*ACTIVITY*:
I'd ask you to write out the lines below exactly, with no images.

[Items from a document page collection]
-------
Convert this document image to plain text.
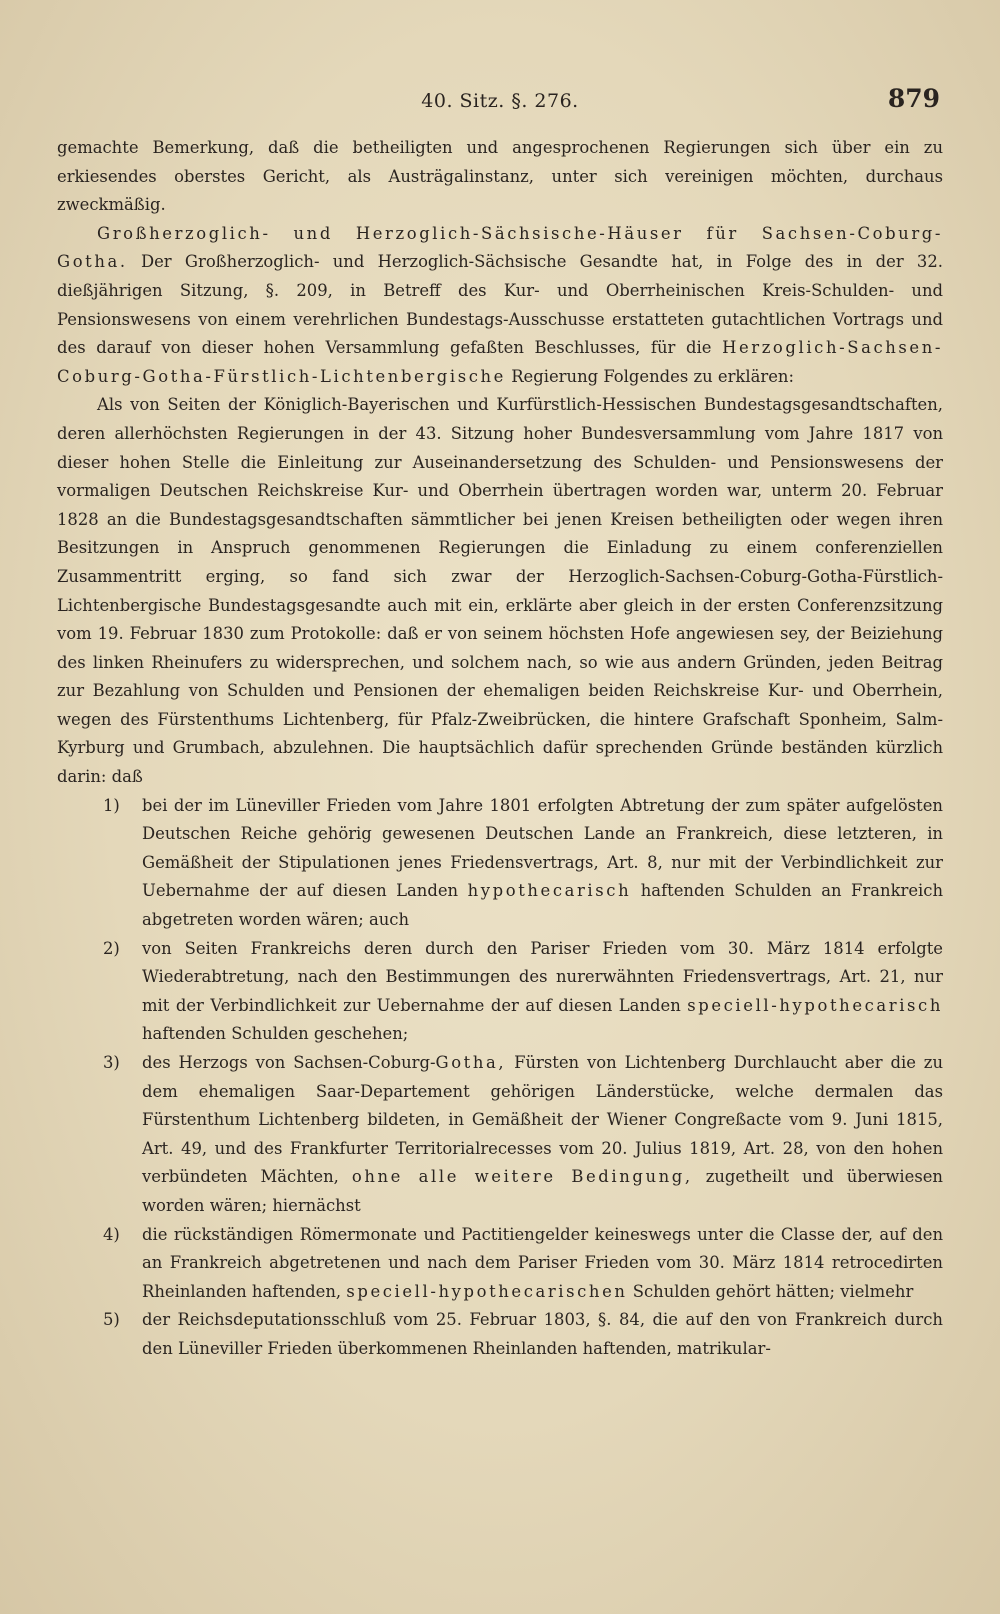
40. Sitz. §. 276.	879

gemachte Bemerkung, daß die betheiligten und angesprochenen Regierungen sich über ein zu erkiesendes oberstes Gericht, als Austrägalinstanz, unter sich vereinigen möchten, durchaus zweckmäßig.

Großherzoglich- und Herzoglich-Sächsische-Häuser für Sachsen-Coburg-Gotha. Der Großherzoglich- und Herzoglich-Sächsische Gesandte hat, in Folge des in der 32. dießjährigen Sitzung, §. 209, in Betreff des Kur- und Oberrheinischen Kreis-Schulden- und Pensionswesens von einem verehrlichen Bundestags-Ausschusse erstatteten gutachtlichen Vortrags und des darauf von dieser hohen Versammlung gefaßten Beschlusses, für die Herzoglich-Sachsen-Coburg-Gotha-Fürstlich-Lichtenbergische Regierung Folgendes zu erklären:

Als von Seiten der Königlich-Bayerischen und Kurfürstlich-Hessischen Bundestagsgesandtschaften, deren allerhöchsten Regierungen in der 43. Sitzung hoher Bundesversammlung vom Jahre 1817 von dieser hohen Stelle die Einleitung zur Auseinandersetzung des Schulden- und Pensionswesens der vormaligen Deutschen Reichskreise Kur- und Oberrhein übertragen worden war, unterm 20. Februar 1828 an die Bundestagsgesandtschaften sämmtlicher bei jenen Kreisen betheiligten oder wegen ihren Besitzungen in Anspruch genommenen Regierungen die Einladung zu einem conferenziellen Zusammentritt erging, so fand sich zwar der Herzoglich-Sachsen-Coburg-Gotha-Fürstlich-Lichtenbergische Bundestagsgesandte auch mit ein, erklärte aber gleich in der ersten Conferenzsitzung vom 19. Februar 1830 zum Protokolle: daß er von seinem höchsten Hofe angewiesen sey, der Beiziehung des linken Rheinufers zu widersprechen, und solchem nach, so wie aus andern Gründen, jeden Beitrag zur Bezahlung von Schulden und Pensionen der ehemaligen beiden Reichskreise Kur- und Oberrhein, wegen des Fürstenthums Lichtenberg, für Pfalz-Zweibrücken, die hintere Grafschaft Sponheim, Salm-Kyrburg und Grumbach, abzulehnen. Die hauptsächlich dafür sprechenden Gründe beständen kürzlich darin: daß

1) bei der im Lüneviller Frieden vom Jahre 1801 erfolgten Abtretung der zum später aufgelösten Deutschen Reiche gehörig gewesenen Deutschen Lande an Frankreich, diese letzteren, in Gemäßheit der Stipulationen jenes Friedensvertrags, Art. 8, nur mit der Verbindlichkeit zur Uebernahme der auf diesen Landen hypothecarisch haftenden Schulden an Frankreich abgetreten worden wären; auch
2) von Seiten Frankreichs deren durch den Pariser Frieden vom 30. März 1814 erfolgte Wiederabtretung, nach den Bestimmungen des nurerwähnten Friedensvertrags, Art. 21, nur mit der Verbindlichkeit zur Uebernahme der auf diesen Landen speciell-hypothecarisch haftenden Schulden geschehen;
3) des Herzogs von Sachsen-Coburg-Gotha, Fürsten von Lichtenberg Durchlaucht aber die zu dem ehemaligen Saar-Departement gehörigen Länderstücke, welche dermalen das Fürstenthum Lichtenberg bildeten, in Gemäßheit der Wiener Congreßacte vom 9. Juni 1815, Art. 49, und des Frankfurter Territorialrecesses vom 20. Julius 1819, Art. 28, von den hohen verbündeten Mächten, ohne alle weitere Bedingung, zugetheilt und überwiesen worden wären; hiernächst
4) die rückständigen Römermonate und Pactitiengelder keineswegs unter die Classe der, auf den an Frankreich abgetretenen und nach dem Pariser Frieden vom 30. März 1814 retrocedirten Rheinlanden haftenden, speciell-hypothecarischen Schulden gehört hätten; vielmehr
5) der Reichsdeputationsschluß vom 25. Februar 1803, §. 84, die auf den von Frankreich durch den Lüneviller Frieden überkommenen Rheinlanden haftenden, matrikular-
-------
*RESULT BELOW*:
Convert this document image to plain text.
40. Sitz. §. 276.	879

gemachte Bemerkung, daß die betheiligten und angesprochenen Regierungen sich über ein zu erkiesendes oberstes Gericht, als Austrägalinstanz, unter sich vereinigen möchten, durchaus zweckmäßig.

Großherzoglich- und Herzoglich-Sächsische-Häuser für Sachsen-Coburg-Gotha. Der Großherzoglich- und Herzoglich-Sächsische Gesandte hat, in Folge des in der 32. dießjährigen Sitzung, §. 209, in Betreff des Kur- und Oberrheinischen Kreis-Schulden- und Pensionswesens von einem verehrlichen Bundestags-Ausschusse erstatteten gutachtlichen Vortrags und des darauf von dieser hohen Versammlung gefaßten Beschlusses, für die Herzoglich-Sachsen-Coburg-Gotha-Fürstlich-Lichtenbergische Regierung Folgendes zu erklären:

Als von Seiten der Königlich-Bayerischen und Kurfürstlich-Hessischen Bundestagsgesandtschaften, deren allerhöchsten Regierungen in der 43. Sitzung hoher Bundesversammlung vom Jahre 1817 von dieser hohen Stelle die Einleitung zur Auseinandersetzung des Schulden- und Pensionswesens der vormaligen Deutschen Reichskreise Kur- und Oberrhein übertragen worden war, unterm 20. Februar 1828 an die Bundestagsgesandtschaften sämmtlicher bei jenen Kreisen betheiligten oder wegen ihren Besitzungen in Anspruch genommenen Regierungen die Einladung zu einem conferenziellen Zusammentritt erging, so fand sich zwar der Herzoglich-Sachsen-Coburg-Gotha-Fürstlich-Lichtenbergische Bundestagsgesandte auch mit ein, erklärte aber gleich in der ersten Conferenzsitzung vom 19. Februar 1830 zum Protokolle: daß er von seinem höchsten Hofe angewiesen sey, der Beiziehung des linken Rheinufers zu widersprechen, und solchem nach, so wie aus andern Gründen, jeden Beitrag zur Bezahlung von Schulden und Pensionen der ehemaligen beiden Reichskreise Kur- und Oberrhein, wegen des Fürstenthums Lichtenberg, für Pfalz-Zweibrücken, die hintere Grafschaft Sponheim, Salm-Kyrburg und Grumbach, abzulehnen. Die hauptsächlich dafür sprechenden Gründe beständen kürzlich darin: daß

1) bei der im Lüneviller Frieden vom Jahre 1801 erfolgten Abtretung der zum später aufgelösten Deutschen Reiche gehörig gewesenen Deutschen Lande an Frankreich, diese letzteren, in Gemäßheit der Stipulationen jenes Friedensvertrags, Art. 8, nur mit der Verbindlichkeit zur Uebernahme der auf diesen Landen hypothecarisch haftenden Schulden an Frankreich abgetreten worden wären; auch
2) von Seiten Frankreichs deren durch den Pariser Frieden vom 30. März 1814 erfolgte Wiederabtretung, nach den Bestimmungen des nurerwähnten Friedensvertrags, Art. 21, nur mit der Verbindlichkeit zur Uebernahme der auf diesen Landen speciell-hypothecarisch haftenden Schulden geschehen;
3) des Herzogs von Sachsen-Coburg-Gotha, Fürsten von Lichtenberg Durchlaucht aber die zu dem ehemaligen Saar-Departement gehörigen Länderstücke, welche dermalen das Fürstenthum Lichtenberg bildeten, in Gemäßheit der Wiener Congreßacte vom 9. Juni 1815, Art. 49, und des Frankfurter Territorialrecesses vom 20. Julius 1819, Art. 28, von den hohen verbündeten Mächten, ohne alle weitere Bedingung, zugetheilt und überwiesen worden wären; hiernächst
4) die rückständigen Römermonate und Pactitiengelder keineswegs unter die Classe der, auf den an Frankreich abgetretenen und nach dem Pariser Frieden vom 30. März 1814 retrocedirten Rheinlanden haftenden, speciell-hypothecarischen Schulden gehört hätten; vielmehr
5) der Reichsdeputationsschluß vom 25. Februar 1803, §. 84, die auf den von Frankreich durch den Lüneviller Frieden überkommenen Rheinlanden haftenden, matrikular-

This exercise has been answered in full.